Problem to solve —
Go through the data below and copy it exactly, skipping every picture.

Data section —
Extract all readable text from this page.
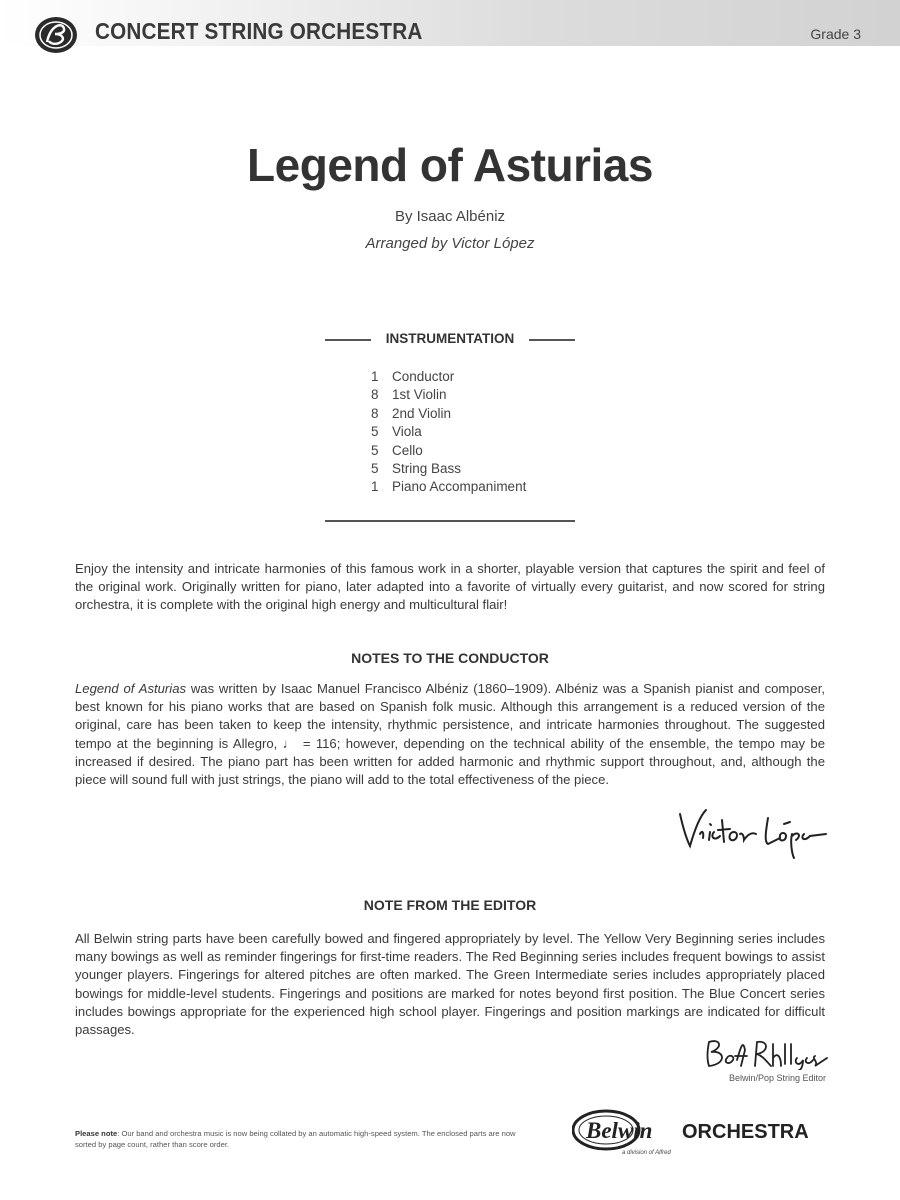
CONCERT STRING ORCHESTRA	Grade 3
Legend of Asturias
By Isaac Albéniz
Arranged by Victor López
INSTRUMENTATION
1 Conductor
8 1st Violin
8 2nd Violin
5 Viola
5 Cello
5 String Bass
1 Piano Accompaniment

Enjoy the intensity and intricate harmonies of this famous work in a shorter, playable version that captures the spirit and feel of the original work. Originally written for piano, later adapted into a favorite of virtually every guitarist, and now scored for string orchestra, it is complete with the original high energy and multicultural flair!

NOTES TO THE CONDUCTOR

Legend of Asturias was written by Isaac Manuel Francisco Albéniz (1860–1909). Albéniz was a Spanish pianist and composer, best known for his piano works that are based on Spanish folk music. Although this arrangement is a reduced version of the original, care has been taken to keep the intensity, rhythmic persistence, and intricate harmonies throughout. The suggested tempo at the beginning is Allegro, ♩ = 116; however, depending on the technical ability of the ensemble, the tempo may be increased if desired. The piano part has been written for added harmonic and rhythmic support throughout, and, although the piece will sound full with just strings, the piano will add to the total effectiveness of the piece.

NOTE FROM THE EDITOR

All Belwin string parts have been carefully bowed and fingered appropriately by level. The Yellow Very Beginning series includes many bowings as well as reminder fingerings for first-time readers. The Red Beginning series includes frequent bowings to assist younger players. Fingerings for altered pitches are often marked. The Green Intermediate series includes appropriately placed bowings for middle-level students. Fingerings and positions are marked for notes beyond first position. The Blue Concert series includes bowings appropriate for the experienced high school player. Fingerings and position markings are indicated for difficult passages.

Belwin/Pop String Editor
Please note: Our band and orchestra music is now being collated by an automatic high-speed system. The enclosed parts are now sorted by page count, rather than score order.
Belwin ORCHESTRA
a division of Alfred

Correct answer —
Extract all readable text from this page.
CONCERT STRING ORCHESTRA	Grade 3
Legend of Asturias
By Isaac Albéniz
Arranged by Victor López
INSTRUMENTATION
1 Conductor
8 1st Violin
8 2nd Violin
5 Viola
5 Cello
5 String Bass
1 Piano Accompaniment

Enjoy the intensity and intricate harmonies of this famous work in a shorter, playable version that captures the spirit and feel of the original work. Originally written for piano, later adapted into a favorite of virtually every guitarist, and now scored for string orchestra, it is complete with the original high energy and multicultural flair!

NOTES TO THE CONDUCTOR

Legend of Asturias was written by Isaac Manuel Francisco Albéniz (1860–1909). Albéniz was a Spanish pianist and composer, best known for his piano works that are based on Spanish folk music. Although this arrangement is a reduced version of the original, care has been taken to keep the intensity, rhythmic persistence, and intricate harmonies throughout. The suggested tempo at the beginning is Allegro, ♩ = 116; however, depending on the technical ability of the ensemble, the tempo may be increased if desired. The piano part has been written for added harmonic and rhythmic support throughout, and, although the piece will sound full with just strings, the piano will add to the total effectiveness of the piece.

NOTE FROM THE EDITOR

All Belwin string parts have been carefully bowed and fingered appropriately by level. The Yellow Very Beginning series includes many bowings as well as reminder fingerings for first-time readers. The Red Beginning series includes frequent bowings to assist younger players. Fingerings for altered pitches are often marked. The Green Intermediate series includes appropriately placed bowings for middle-level students. Fingerings and positions are marked for notes beyond first position. The Blue Concert series includes bowings appropriate for the experienced high school player. Fingerings and position markings are indicated for difficult passages.

Belwin/Pop String Editor
Please note: Our band and orchestra music is now being collated by an automatic high-speed system. The enclosed parts are now sorted by page count, rather than score order.
Belwin ORCHESTRA
a division of Alfred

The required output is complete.